> _Given instruction_: Scan the data below and report how many lines include the word "Volatility". Nothing else is wanted.

-- START Source records --

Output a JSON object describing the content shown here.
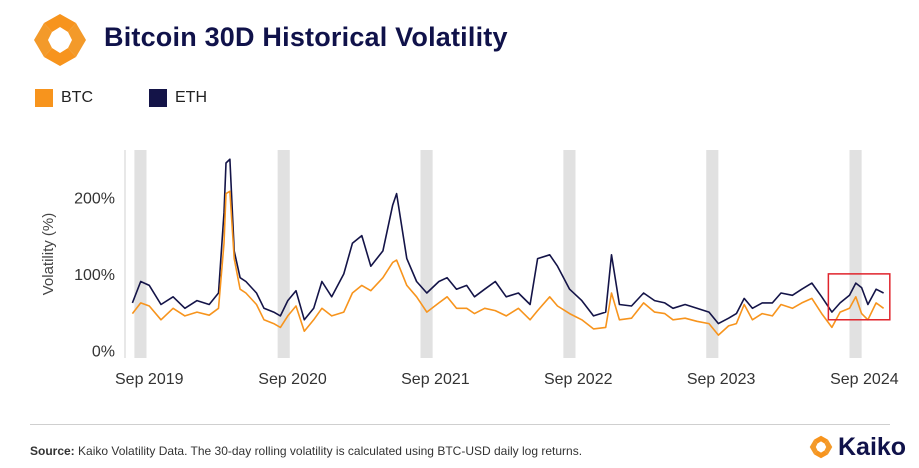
{
  "header": {
    "title": "Bitcoin 30D Historical Volatility"
  },
  "footer": {
    "source_label": "Source:",
    "source_text": " Kaiko Volatility Data. The 30-day rolling volatility is calculated using BTC-USD daily log returns.",
    "brand_name": "Kaiko"
  },
  "colors": {
    "btc": "#f7941d",
    "eth": "#141448",
    "highlight": "#e0242c",
    "shade": "#e1e1e1",
    "brand_orange": "#f7941d"
  },
  "chart_data": {
    "type": "line",
    "title": "",
    "xlabel": "",
    "ylabel": "Volatility (%)",
    "yticks": [
      0,
      100,
      200
    ],
    "ytick_labels": [
      "0%",
      "100%",
      "200%"
    ],
    "ylim": [
      -10,
      262
    ],
    "xlim": [
      "2019-07-01",
      "2024-12-01"
    ],
    "xticks": [
      "2019-09-01",
      "2020-09-01",
      "2021-09-01",
      "2022-09-01",
      "2023-09-01",
      "2024-09-01"
    ],
    "xtick_labels": [
      "Sep 2019",
      "Sep 2020",
      "Sep 2021",
      "Sep 2022",
      "Sep 2023",
      "Sep 2024"
    ],
    "legend_position": "top-left",
    "grid": false,
    "shaded_periods": [
      [
        "2019-07-25",
        "2019-08-25"
      ],
      [
        "2020-07-25",
        "2020-08-25"
      ],
      [
        "2021-07-25",
        "2021-08-25"
      ],
      [
        "2022-07-25",
        "2022-08-25"
      ],
      [
        "2023-07-25",
        "2023-08-25"
      ],
      [
        "2024-07-25",
        "2024-08-25"
      ]
    ],
    "highlight_box": {
      "x": [
        "2024-06-01",
        "2024-11-05"
      ],
      "y": [
        40,
        100
      ]
    },
    "series": [
      {
        "name": "BTC",
        "color": "#f7941d",
        "x": [
          "2019-07-20",
          "2019-08-10",
          "2019-09-01",
          "2019-10-01",
          "2019-11-01",
          "2019-12-01",
          "2020-01-01",
          "2020-02-01",
          "2020-02-25",
          "2020-03-10",
          "2020-03-15",
          "2020-03-25",
          "2020-04-05",
          "2020-04-20",
          "2020-05-05",
          "2020-06-01",
          "2020-06-20",
          "2020-07-15",
          "2020-08-01",
          "2020-08-20",
          "2020-09-10",
          "2020-10-01",
          "2020-10-25",
          "2020-11-15",
          "2020-12-10",
          "2021-01-10",
          "2021-02-01",
          "2021-02-25",
          "2021-03-20",
          "2021-04-20",
          "2021-05-15",
          "2021-05-25",
          "2021-06-20",
          "2021-07-15",
          "2021-08-10",
          "2021-09-10",
          "2021-10-01",
          "2021-10-25",
          "2021-11-20",
          "2021-12-10",
          "2022-01-05",
          "2022-02-01",
          "2022-03-01",
          "2022-04-01",
          "2022-05-01",
          "2022-05-20",
          "2022-06-20",
          "2022-07-10",
          "2022-08-10",
          "2022-09-10",
          "2022-10-10",
          "2022-11-10",
          "2022-11-25",
          "2022-12-15",
          "2023-01-15",
          "2023-02-15",
          "2023-03-15",
          "2023-04-10",
          "2023-05-01",
          "2023-06-01",
          "2023-07-01",
          "2023-08-01",
          "2023-08-25",
          "2023-09-20",
          "2023-10-10",
          "2023-10-30",
          "2023-11-20",
          "2023-12-15",
          "2024-01-10",
          "2024-02-01",
          "2024-03-01",
          "2024-03-25",
          "2024-04-20",
          "2024-05-15",
          "2024-06-10",
          "2024-07-01",
          "2024-07-25",
          "2024-08-10",
          "2024-08-25",
          "2024-09-10",
          "2024-10-01",
          "2024-10-20"
        ],
        "values": [
          48,
          62,
          58,
          40,
          55,
          45,
          50,
          46,
          55,
          140,
          205,
          208,
          120,
          80,
          75,
          60,
          40,
          35,
          30,
          45,
          58,
          25,
          40,
          55,
          45,
          50,
          75,
          85,
          78,
          95,
          115,
          118,
          85,
          70,
          50,
          62,
          70,
          55,
          55,
          48,
          55,
          52,
          45,
          55,
          40,
          52,
          70,
          58,
          48,
          40,
          28,
          30,
          75,
          40,
          42,
          62,
          50,
          48,
          40,
          42,
          38,
          35,
          20,
          32,
          35,
          60,
          40,
          48,
          45,
          60,
          55,
          62,
          68,
          48,
          30,
          50,
          55,
          70,
          48,
          40,
          62,
          55
        ]
      },
      {
        "name": "ETH",
        "color": "#141448",
        "x": [
          "2019-07-20",
          "2019-08-10",
          "2019-09-01",
          "2019-10-01",
          "2019-11-01",
          "2019-12-01",
          "2020-01-01",
          "2020-02-01",
          "2020-02-25",
          "2020-03-10",
          "2020-03-15",
          "2020-03-25",
          "2020-04-05",
          "2020-04-20",
          "2020-05-05",
          "2020-06-01",
          "2020-06-20",
          "2020-07-15",
          "2020-08-01",
          "2020-08-20",
          "2020-09-10",
          "2020-10-01",
          "2020-10-25",
          "2020-11-15",
          "2020-12-10",
          "2021-01-10",
          "2021-02-01",
          "2021-02-25",
          "2021-03-20",
          "2021-04-20",
          "2021-05-15",
          "2021-05-25",
          "2021-06-20",
          "2021-07-15",
          "2021-08-10",
          "2021-09-10",
          "2021-10-01",
          "2021-10-25",
          "2021-11-20",
          "2021-12-10",
          "2022-01-05",
          "2022-02-01",
          "2022-03-01",
          "2022-04-01",
          "2022-05-01",
          "2022-05-20",
          "2022-06-20",
          "2022-07-10",
          "2022-08-10",
          "2022-09-10",
          "2022-10-10",
          "2022-11-10",
          "2022-11-25",
          "2022-12-15",
          "2023-01-15",
          "2023-02-15",
          "2023-03-15",
          "2023-04-10",
          "2023-05-01",
          "2023-06-01",
          "2023-07-01",
          "2023-08-01",
          "2023-08-25",
          "2023-09-20",
          "2023-10-10",
          "2023-10-30",
          "2023-11-20",
          "2023-12-15",
          "2024-01-10",
          "2024-02-01",
          "2024-03-01",
          "2024-03-25",
          "2024-04-20",
          "2024-05-15",
          "2024-06-10",
          "2024-07-01",
          "2024-07-25",
          "2024-08-10",
          "2024-08-25",
          "2024-09-10",
          "2024-10-01",
          "2024-10-20"
        ],
        "values": [
          62,
          90,
          85,
          60,
          70,
          55,
          65,
          60,
          75,
          180,
          245,
          250,
          130,
          95,
          90,
          75,
          55,
          50,
          45,
          65,
          78,
          40,
          55,
          90,
          70,
          100,
          140,
          150,
          110,
          130,
          190,
          205,
          120,
          90,
          75,
          90,
          95,
          80,
          85,
          70,
          80,
          90,
          70,
          75,
          60,
          120,
          125,
          110,
          80,
          65,
          45,
          50,
          125,
          60,
          58,
          75,
          65,
          62,
          55,
          60,
          55,
          50,
          35,
          42,
          48,
          68,
          55,
          62,
          62,
          75,
          72,
          80,
          88,
          70,
          50,
          62,
          72,
          88,
          82,
          60,
          80,
          75
        ]
      }
    ]
  }
}
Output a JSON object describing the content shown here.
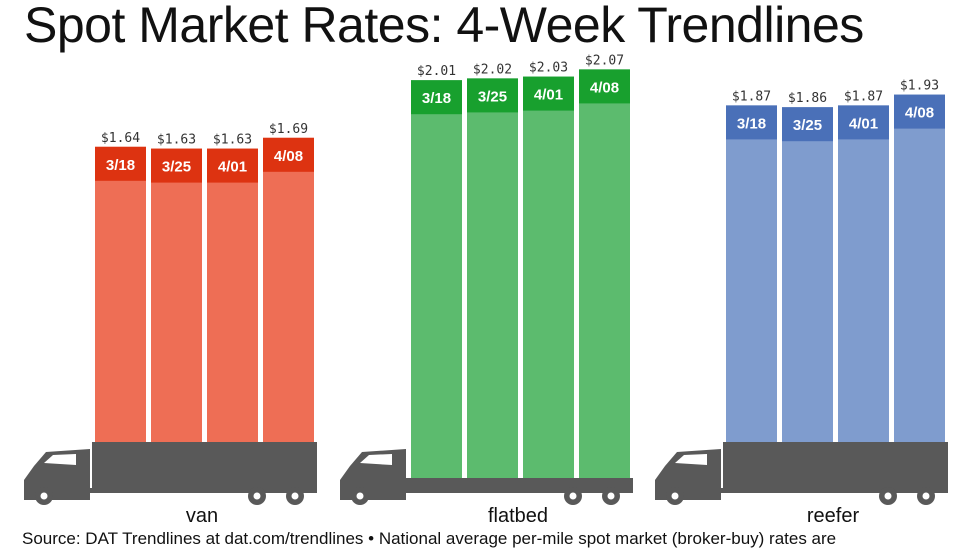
{
  "title": "Spot Market Rates: 4-Week Trendlines",
  "source": "Source: DAT Trendlines at dat.com/trendlines • National average per-mile spot market (broker-buy) rates are",
  "chart_data": {
    "type": "bar",
    "title": "Spot Market Rates: 4-Week Trendlines",
    "categories": [
      "3/18",
      "3/25",
      "4/01",
      "4/08"
    ],
    "groups": [
      {
        "name": "van",
        "values": [
          1.64,
          1.63,
          1.63,
          1.69
        ],
        "labels": [
          "$1.64",
          "$1.63",
          "$1.63",
          "$1.69"
        ],
        "color_body": "#ee6e55",
        "color_header": "#dd3311"
      },
      {
        "name": "flatbed",
        "values": [
          2.01,
          2.02,
          2.03,
          2.07
        ],
        "labels": [
          "$2.01",
          "$2.02",
          "$2.03",
          "$2.07"
        ],
        "color_body": "#5cbb6e",
        "color_header": "#18a02e"
      },
      {
        "name": "reefer",
        "values": [
          1.87,
          1.86,
          1.87,
          1.93
        ],
        "labels": [
          "$1.87",
          "$1.86",
          "$1.87",
          "$1.93"
        ],
        "color_body": "#7f9cce",
        "color_header": "#4a70b8"
      }
    ],
    "truck_color": "#595959"
  }
}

-- END Source records --

> _Exercise solution_: 3